Return the count of lines with the string "Writing" in them, and nothing else.

····················

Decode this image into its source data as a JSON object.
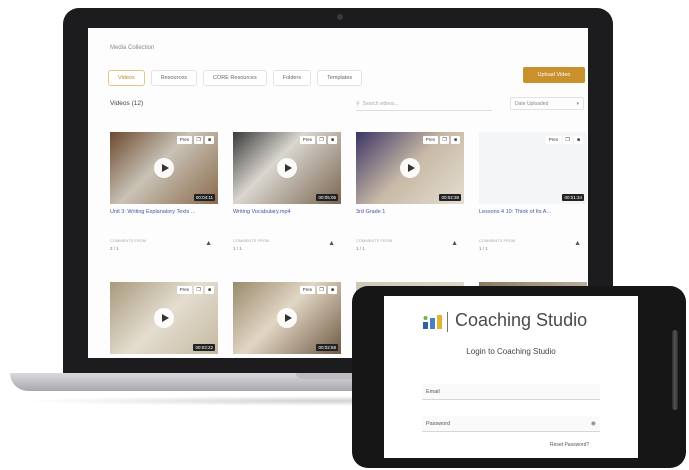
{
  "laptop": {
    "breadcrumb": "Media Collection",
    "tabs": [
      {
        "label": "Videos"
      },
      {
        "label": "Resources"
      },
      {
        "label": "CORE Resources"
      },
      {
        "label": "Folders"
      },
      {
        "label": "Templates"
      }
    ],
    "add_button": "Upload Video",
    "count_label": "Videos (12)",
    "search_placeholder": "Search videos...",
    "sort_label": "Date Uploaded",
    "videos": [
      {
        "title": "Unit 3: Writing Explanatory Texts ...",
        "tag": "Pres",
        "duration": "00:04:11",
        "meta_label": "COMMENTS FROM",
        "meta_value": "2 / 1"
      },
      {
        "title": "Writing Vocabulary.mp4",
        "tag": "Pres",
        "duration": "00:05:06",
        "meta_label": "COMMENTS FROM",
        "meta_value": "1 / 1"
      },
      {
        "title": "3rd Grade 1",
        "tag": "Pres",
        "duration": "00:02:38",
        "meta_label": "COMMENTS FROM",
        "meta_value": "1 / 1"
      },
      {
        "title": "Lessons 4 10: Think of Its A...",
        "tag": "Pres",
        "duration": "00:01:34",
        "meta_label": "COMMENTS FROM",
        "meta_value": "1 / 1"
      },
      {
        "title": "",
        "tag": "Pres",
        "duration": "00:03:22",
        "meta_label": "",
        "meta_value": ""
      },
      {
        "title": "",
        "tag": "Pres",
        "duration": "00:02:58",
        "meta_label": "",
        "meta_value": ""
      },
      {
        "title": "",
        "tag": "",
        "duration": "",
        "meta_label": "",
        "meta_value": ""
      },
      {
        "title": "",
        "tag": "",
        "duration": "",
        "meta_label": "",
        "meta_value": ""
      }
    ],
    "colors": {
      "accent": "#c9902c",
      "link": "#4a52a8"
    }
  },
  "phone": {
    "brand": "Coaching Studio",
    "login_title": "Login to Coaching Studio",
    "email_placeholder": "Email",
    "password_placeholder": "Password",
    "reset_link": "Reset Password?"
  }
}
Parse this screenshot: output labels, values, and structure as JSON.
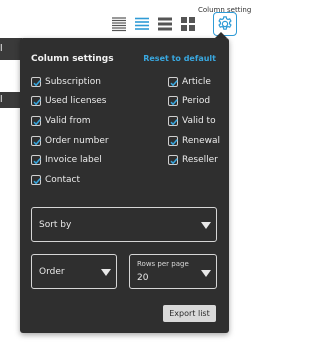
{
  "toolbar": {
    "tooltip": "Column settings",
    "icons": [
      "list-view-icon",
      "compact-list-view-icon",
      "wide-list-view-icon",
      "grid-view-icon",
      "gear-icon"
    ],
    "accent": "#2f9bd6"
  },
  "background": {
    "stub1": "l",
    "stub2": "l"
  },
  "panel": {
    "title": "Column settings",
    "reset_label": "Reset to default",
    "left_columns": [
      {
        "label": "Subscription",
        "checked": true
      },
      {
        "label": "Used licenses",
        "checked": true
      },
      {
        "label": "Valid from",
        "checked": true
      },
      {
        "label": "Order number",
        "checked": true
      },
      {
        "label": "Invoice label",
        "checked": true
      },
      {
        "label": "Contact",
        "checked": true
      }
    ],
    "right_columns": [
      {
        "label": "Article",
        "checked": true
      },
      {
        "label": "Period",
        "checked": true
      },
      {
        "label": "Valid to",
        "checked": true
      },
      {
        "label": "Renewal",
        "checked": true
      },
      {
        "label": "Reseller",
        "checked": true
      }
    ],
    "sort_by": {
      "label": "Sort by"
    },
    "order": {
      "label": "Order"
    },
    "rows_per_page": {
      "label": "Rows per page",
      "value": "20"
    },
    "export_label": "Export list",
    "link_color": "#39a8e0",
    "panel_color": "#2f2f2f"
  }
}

····················

Completed exercise:
2